▶ _What needs to be done_
Copy out each line containing "this" from the entries below.

(Dataset items)
※ ※ ※

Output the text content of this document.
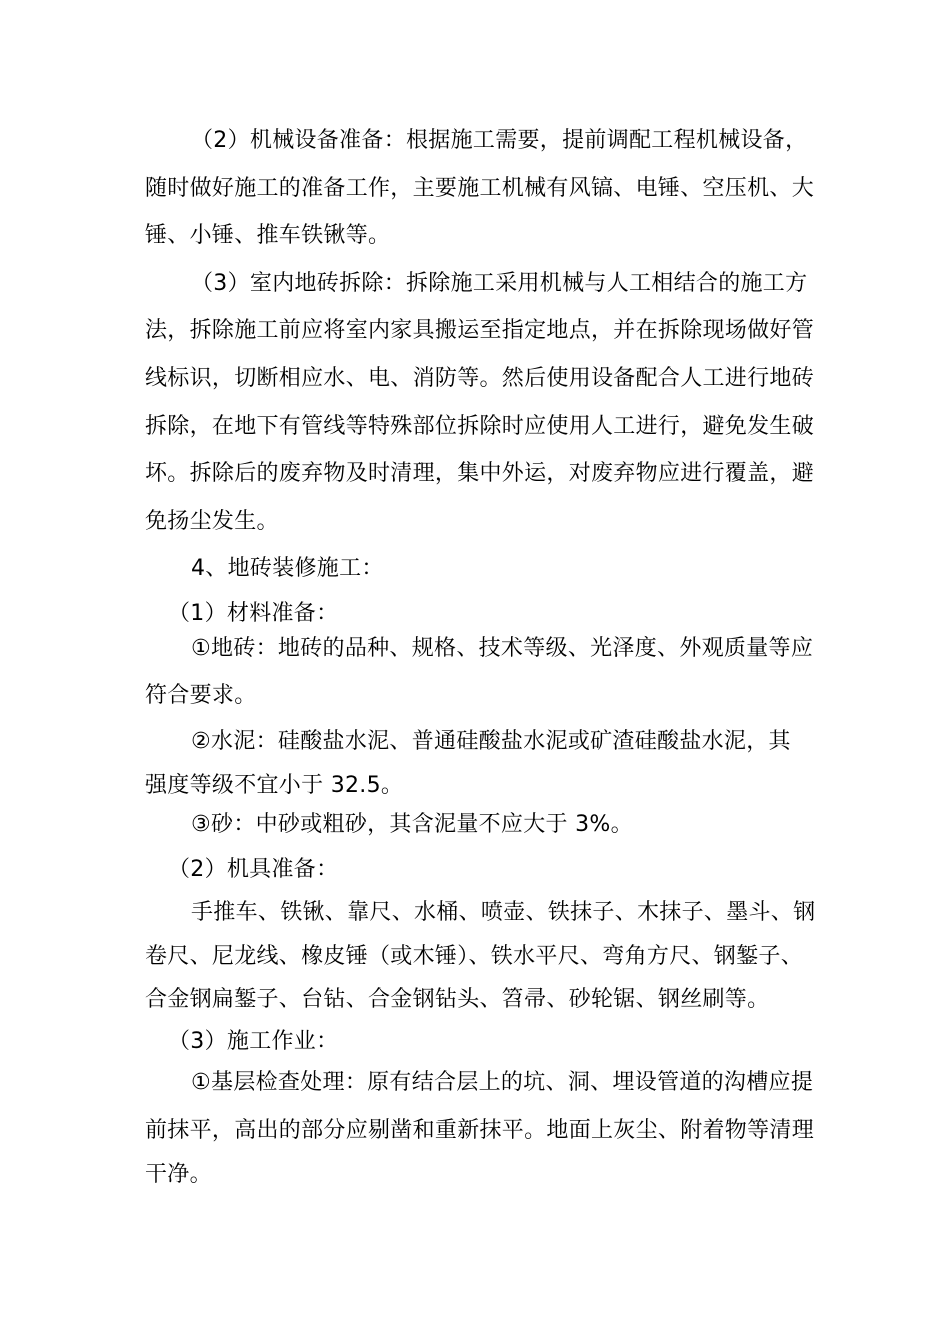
（2）机械设备准备：根据施工需要，提前调配工程机械设备，
随时做好施工的准备工作，主要施工机械有风镐、电锤、空压机、大
锤、小锤、推车铁锹等。
（3）室内地砖拆除：拆除施工采用机械与人工相结合的施工方
法，拆除施工前应将室内家具搬运至指定地点，并在拆除现场做好管
线标识，切断相应水、电、消防等。然后使用设备配合人工进行地砖
拆除，在地下有管线等特殊部位拆除时应使用人工进行，避免发生破
坏。拆除后的废弃物及时清理，集中外运，对废弃物应进行覆盖，避
免扬尘发生。
4、地砖装修施工：
（1）材料准备：
①地砖：地砖的品种、规格、技术等级、光泽度、外观质量等应
符合要求。
②水泥：硅酸盐水泥、普通硅酸盐水泥或矿渣硅酸盐水泥，其
强度等级不宜小于 32.5。
③砂：中砂或粗砂，其含泥量不应大于 3%。
（2）机具准备：
手推车、铁锹、靠尺、水桶、喷壶、铁抹子、木抹子、墨斗、钢
卷尺、尼龙线、橡皮锤（或木锤）、铁水平尺、弯角方尺、钢錾子、
合金钢扁錾子、台钻、合金钢钻头、笤帚、砂轮锯、钢丝刷等。
（3）施工作业：
①基层检查处理：原有结合层上的坑、洞、埋设管道的沟槽应提
前抹平，高出的部分应剔凿和重新抹平。地面上灰尘、附着物等清理
干净。
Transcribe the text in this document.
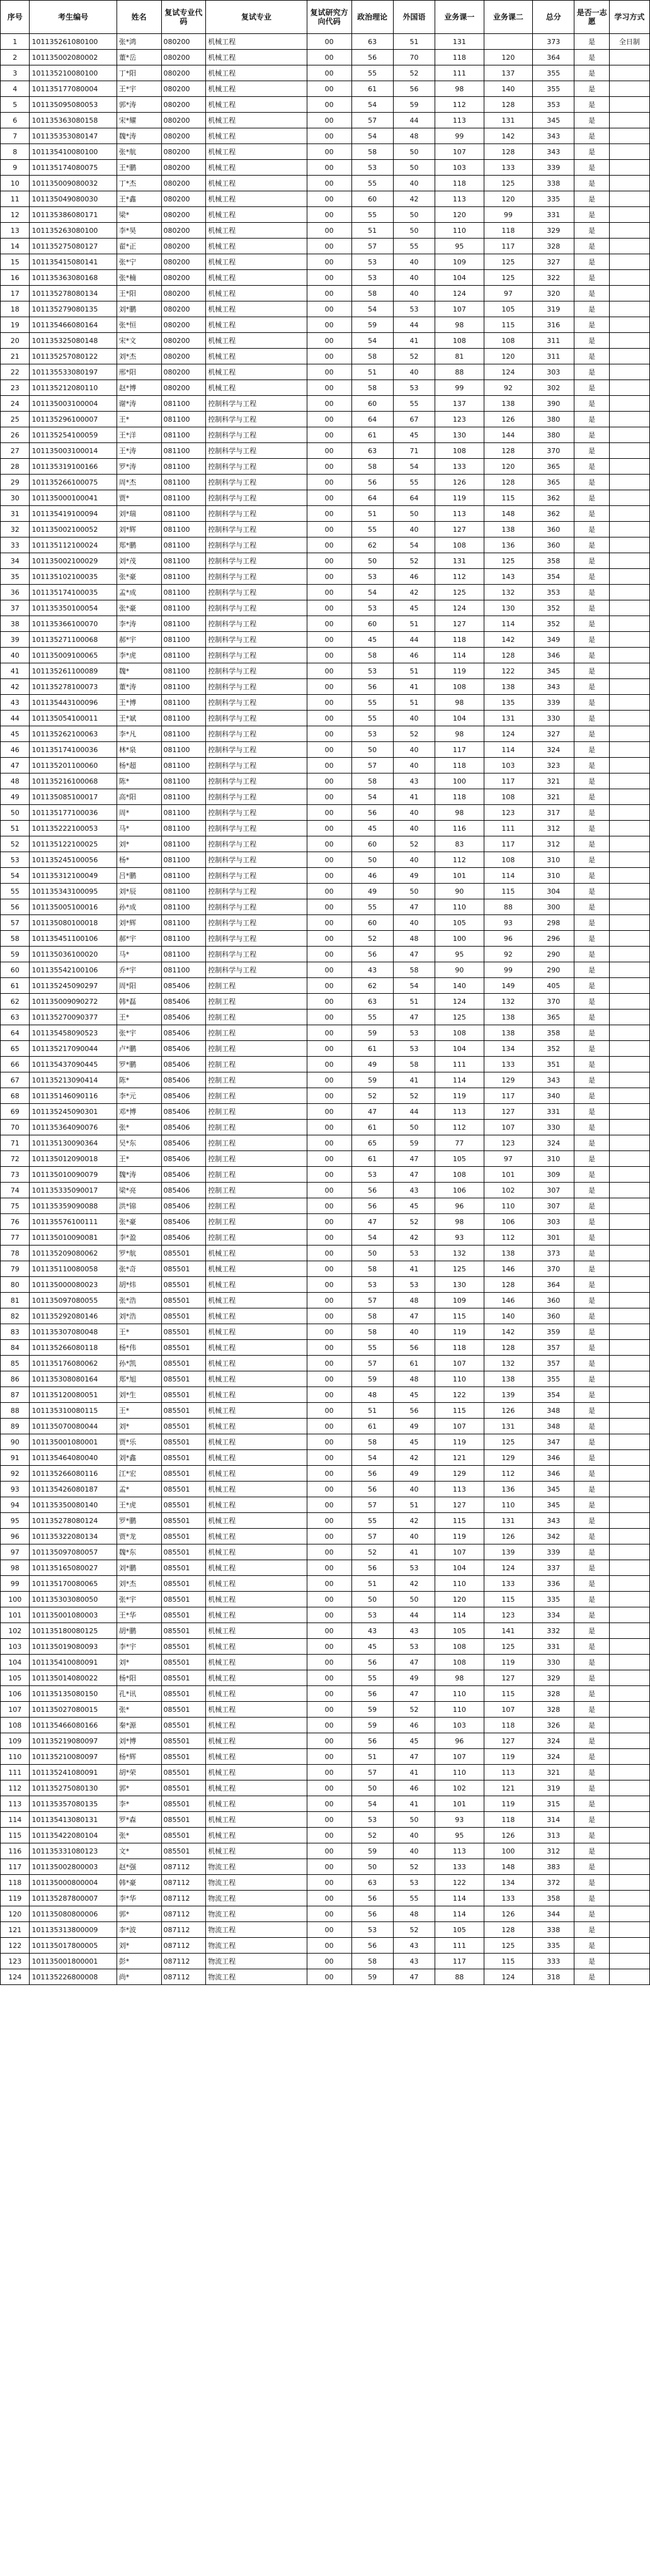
序号	考生编号	姓名	复试专业代码	复试专业	复试研究方向代码	政治理论	外国语	业务课一	业务课二	总分	是否一志愿	学习方式
1	101135261080100	张*鸿	080200	机械工程	00	63	51	131		373	是	全日制
2	101135002080002	董*岳	080200	机械工程	00	56	70	118	120	364	是	
3	101135210080100	丁*阳	080200	机械工程	00	55	52	111	137	355	是	
4	101135177080004	王*宇	080200	机械工程	00	61	56	98	140	355	是	
5	101135095080053	郭*涛	080200	机械工程	00	54	59	112	128	353	是	
6	101135363080158	宋*耀	080200	机械工程	00	57	44	113	131	345	是	
7	101135353080147	魏*涛	080200	机械工程	00	54	48	99	142	343	是	
8	101135410080100	张*航	080200	机械工程	00	58	50	107	128	343	是	
9	101135174080075	王*鹏	080200	机械工程	00	53	50	103	133	339	是	
10	101135009080032	丁*杰	080200	机械工程	00	55	40	118	125	338	是	
11	101135049080030	王*鑫	080200	机械工程	00	60	42	113	120	335	是	
12	101135386080171	梁*	080200	机械工程	00	55	50	120	99	331	是	
13	101135263080100	李*昊	080200	机械工程	00	51	50	110	118	329	是	
14	101135275080127	翟*正	080200	机械工程	00	57	55	95	117	328	是	
15	101135415080141	张*宁	080200	机械工程	00	53	40	109	125	327	是	
16	101135363080168	张*楠	080200	机械工程	00	53	40	104	125	322	是	
17	101135278080134	王*阳	080200	机械工程	00	58	40	124	97	320	是	
18	101135279080135	刘*鹏	080200	机械工程	00	54	53	107	105	319	是	
19	101135466080164	张*恒	080200	机械工程	00	59	44	98	115	316	是	
20	101135325080148	宋*文	080200	机械工程	00	54	41	108	108	311	是	
21	101135257080122	刘*杰	080200	机械工程	00	58	52	81	120	311	是	
22	101135533080197	邢*阳	080200	机械工程	00	51	40	88	124	303	是	
23	101135212080110	赵*博	080200	机械工程	00	58	53	99	92	302	是	
24	101135003100004	谢*涛	081100	控制科学与工程	00	60	55	137	138	390	是	
25	101135296100007	王*	081100	控制科学与工程	00	64	67	123	126	380	是	
26	101135254100059	王*洋	081100	控制科学与工程	00	61	45	130	144	380	是	
27	101135003100014	王*涛	081100	控制科学与工程	00	63	71	108	128	370	是	
28	101135319100166	罗*涛	081100	控制科学与工程	00	58	54	133	120	365	是	
29	101135266100075	周*杰	081100	控制科学与工程	00	56	55	126	128	365	是	
30	101135000100041	贾*	081100	控制科学与工程	00	64	64	119	115	362	是	
31	101135419100094	刘*瑞	081100	控制科学与工程	00	51	50	113	148	362	是	
32	101135002100052	刘*辉	081100	控制科学与工程	00	55	40	127	138	360	是	
33	101135112100024	郑*鹏	081100	控制科学与工程	00	62	54	108	136	360	是	
34	101135002100029	刘*茂	081100	控制科学与工程	00	50	52	131	125	358	是	
35	101135102100035	张*豪	081100	控制科学与工程	00	53	46	112	143	354	是	
36	101135174100035	孟*成	081100	控制科学与工程	00	54	42	125	132	353	是	
37	101135350100054	张*豪	081100	控制科学与工程	00	53	45	124	130	352	是	
38	101135366100070	李*涛	081100	控制科学与工程	00	60	51	127	114	352	是	
39	101135271100068	郝*宇	081100	控制科学与工程	00	45	44	118	142	349	是	
40	101135009100065	李*虎	081100	控制科学与工程	00	58	46	114	128	346	是	
41	101135261100089	魏*	081100	控制科学与工程	00	53	51	119	122	345	是	
42	101135278100073	董*涛	081100	控制科学与工程	00	56	41	108	138	343	是	
43	101135443100096	王*博	081100	控制科学与工程	00	55	51	98	135	339	是	
44	101135054100011	王*斌	081100	控制科学与工程	00	55	40	104	131	330	是	
45	101135262100063	李*凡	081100	控制科学与工程	00	53	52	98	124	327	是	
46	101135174100036	林*泉	081100	控制科学与工程	00	50	40	117	114	324	是	
47	101135201100060	杨*超	081100	控制科学与工程	00	57	40	118	103	323	是	
48	101135216100068	陈*	081100	控制科学与工程	00	58	43	100	117	321	是	
49	101135085100017	高*阳	081100	控制科学与工程	00	54	41	118	108	321	是	
50	101135177100036	周*	081100	控制科学与工程	00	56	40	98	123	317	是	
51	101135222100053	马*	081100	控制科学与工程	00	45	40	116	111	312	是	
52	101135122100025	刘*	081100	控制科学与工程	00	60	52	83	117	312	是	
53	101135245100056	杨*	081100	控制科学与工程	00	50	40	112	108	310	是	
54	101135312100049	吕*鹏	081100	控制科学与工程	00	46	49	101	114	310	是	
55	101135343100095	刘*辰	081100	控制科学与工程	00	49	50	90	115	304	是	
56	101135005100016	孙*成	081100	控制科学与工程	00	55	47	110	88	300	是	
57	101135080100018	刘*辉	081100	控制科学与工程	00	60	40	105	93	298	是	
58	101135451100106	郝*宇	081100	控制科学与工程	00	52	48	100	96	296	是	
59	101135036100020	马*	081100	控制科学与工程	00	56	47	95	92	290	是	
60	101135542100106	乔*宇	081100	控制科学与工程	00	43	58	90	99	290	是	
61	101135245090297	周*阳	085406	控制工程	00	62	54	140	149	405	是	
62	101135009090272	韩*磊	085406	控制工程	00	63	51	124	132	370	是	
63	101135270090377	王*	085406	控制工程	00	55	47	125	138	365	是	
64	101135458090523	张*宇	085406	控制工程	00	59	53	108	138	358	是	
65	101135217090044	卢*鹏	085406	控制工程	00	61	53	104	134	352	是	
66	101135437090445	罗*鹏	085406	控制工程	00	49	58	111	133	351	是	
67	101135213090414	陈*	085406	控制工程	00	59	41	114	129	343	是	
68	101135146090116	李*元	085406	控制工程	00	52	52	119	117	340	是	
69	101135245090301	邓*博	085406	控制工程	00	47	44	113	127	331	是	
70	101135364090076	张*	085406	控制工程	00	61	50	112	107	330	是	
71	101135130090364	吴*东	085406	控制工程	00	65	59	77	123	324	是	
72	101135012090018	王*	085406	控制工程	00	61	47	105	97	310	是	
73	101135010090079	魏*涛	085406	控制工程	00	53	47	108	101	309	是	
74	101135335090017	梁*亮	085406	控制工程	00	56	43	106	102	307	是	
75	101135359090088	洪*锦	085406	控制工程	00	56	45	96	110	307	是	
76	101135576100111	张*豪	085406	控制工程	00	47	52	98	106	303	是	
77	101135010090081	李*盈	085406	控制工程	00	54	42	93	112	301	是	
78	101135209080062	罗*航	085501	机械工程	00	50	53	132	138	373	是	
79	101135110080058	张*奇	085501	机械工程	00	58	41	125	146	370	是	
80	101135000080023	胡*炜	085501	机械工程	00	53	53	130	128	364	是	
81	101135097080055	张*浩	085501	机械工程	00	57	48	109	146	360	是	
82	101135292080146	刘*浩	085501	机械工程	00	58	47	115	140	360	是	
83	101135307080048	王*	085501	机械工程	00	58	40	119	142	359	是	
84	101135266080118	杨*伟	085501	机械工程	00	55	56	118	128	357	是	
85	101135176080062	孙*凯	085501	机械工程	00	57	61	107	132	357	是	
86	101135308080164	郑*旭	085501	机械工程	00	59	48	110	138	355	是	
87	101135120080051	刘*生	085501	机械工程	00	48	45	122	139	354	是	
88	101135310080115	王*	085501	机械工程	00	51	56	115	126	348	是	
89	101135070080044	刘*	085501	机械工程	00	61	49	107	131	348	是	
90	101135001080001	贾*乐	085501	机械工程	00	58	45	119	125	347	是	
91	101135464080040	刘*鑫	085501	机械工程	00	54	42	121	129	346	是	
92	101135266080116	江*宏	085501	机械工程	00	56	49	129	112	346	是	
93	101135426080187	孟*	085501	机械工程	00	56	40	113	136	345	是	
94	101135350080140	王*虎	085501	机械工程	00	57	51	127	110	345	是	
95	101135278080124	罗*鹏	085501	机械工程	00	55	42	115	131	343	是	
96	101135322080134	贾*龙	085501	机械工程	00	57	40	119	126	342	是	
97	101135097080057	魏*东	085501	机械工程	00	52	41	107	139	339	是	
98	101135165080027	刘*鹏	085501	机械工程	00	56	53	104	124	337	是	
99	101135170080065	刘*杰	085501	机械工程	00	51	42	110	133	336	是	
100	101135303080050	张*宇	085501	机械工程	00	50	50	120	115	335	是	
101	101135001080003	王*华	085501	机械工程	00	53	44	114	123	334	是	
102	101135180080125	胡*鹏	085501	机械工程	00	43	43	105	141	332	是	
103	101135019080093	李*宇	085501	机械工程	00	45	53	108	125	331	是	
104	101135410080091	刘*	085501	机械工程	00	56	47	108	119	330	是	
105	101135014080022	杨*阳	085501	机械工程	00	55	49	98	127	329	是	
106	101135135080150	孔*讯	085501	机械工程	00	56	47	110	115	328	是	
107	101135027080015	张*	085501	机械工程	00	59	52	110	107	328	是	
108	101135466080166	秦*源	085501	机械工程	00	59	46	103	118	326	是	
109	101135219080097	刘*博	085501	机械工程	00	56	45	96	127	324	是	
110	101135210080097	杨*辉	085501	机械工程	00	51	47	107	119	324	是	
111	101135241080091	胡*荣	085501	机械工程	00	57	41	110	113	321	是	
112	101135275080130	郭*	085501	机械工程	00	50	46	102	121	319	是	
113	101135357080135	李*	085501	机械工程	00	54	41	101	119	315	是	
114	101135413080131	罗*森	085501	机械工程	00	53	50	93	118	314	是	
115	101135422080104	张*	085501	机械工程	00	52	40	95	126	313	是	
116	101135331080123	文*	085501	机械工程	00	59	40	113	100	312	是	
117	101135002800003	赵*强	087112	物流工程	00	50	52	133	148	383	是	
118	101135000800004	韩*豪	087112	物流工程	00	63	53	122	134	372	是	
119	101135287800007	李*华	087112	物流工程	00	56	55	114	133	358	是	
120	101135080800006	郭*	087112	物流工程	00	56	48	114	126	344	是	
121	101135313800009	李*波	087112	物流工程	00	53	52	105	128	338	是	
122	101135017800005	刘*	087112	物流工程	00	56	43	111	125	335	是	
123	101135001800001	彭*	087112	物流工程	00	58	43	117	115	333	是	
124	101135226800008	尚*	087112	物流工程	00	59	47	88	124	318	是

※ ※ ※

▶ _Result_
Output the text content of this document.
Transcribe the text in this document.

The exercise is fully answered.